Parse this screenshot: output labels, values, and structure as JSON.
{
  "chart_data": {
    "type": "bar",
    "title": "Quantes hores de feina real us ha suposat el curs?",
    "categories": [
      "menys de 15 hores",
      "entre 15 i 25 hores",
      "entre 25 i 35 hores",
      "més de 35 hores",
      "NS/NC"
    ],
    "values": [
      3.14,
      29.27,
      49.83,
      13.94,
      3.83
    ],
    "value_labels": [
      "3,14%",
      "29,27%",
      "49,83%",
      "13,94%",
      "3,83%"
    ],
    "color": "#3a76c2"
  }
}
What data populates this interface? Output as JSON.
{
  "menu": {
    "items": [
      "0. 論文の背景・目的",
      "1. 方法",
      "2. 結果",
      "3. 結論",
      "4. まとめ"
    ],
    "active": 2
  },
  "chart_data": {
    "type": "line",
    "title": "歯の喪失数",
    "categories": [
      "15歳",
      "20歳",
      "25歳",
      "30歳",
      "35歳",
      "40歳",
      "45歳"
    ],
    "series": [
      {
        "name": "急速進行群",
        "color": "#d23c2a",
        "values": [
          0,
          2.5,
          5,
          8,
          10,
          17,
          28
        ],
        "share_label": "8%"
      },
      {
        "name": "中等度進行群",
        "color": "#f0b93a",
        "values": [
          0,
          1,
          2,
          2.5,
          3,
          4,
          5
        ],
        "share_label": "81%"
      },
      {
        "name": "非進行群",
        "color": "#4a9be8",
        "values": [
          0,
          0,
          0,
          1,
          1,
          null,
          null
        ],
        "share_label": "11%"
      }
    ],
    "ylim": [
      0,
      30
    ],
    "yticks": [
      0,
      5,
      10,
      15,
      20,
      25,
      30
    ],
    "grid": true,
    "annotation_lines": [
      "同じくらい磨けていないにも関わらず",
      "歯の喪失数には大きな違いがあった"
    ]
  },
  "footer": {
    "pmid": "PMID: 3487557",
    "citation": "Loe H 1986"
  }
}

===============

Return all lines of the material above in which the word "JSON" occurs.

Parse this screenshot: output labels, values, and structure as JSON.
What data populates this interface? Output as JSON.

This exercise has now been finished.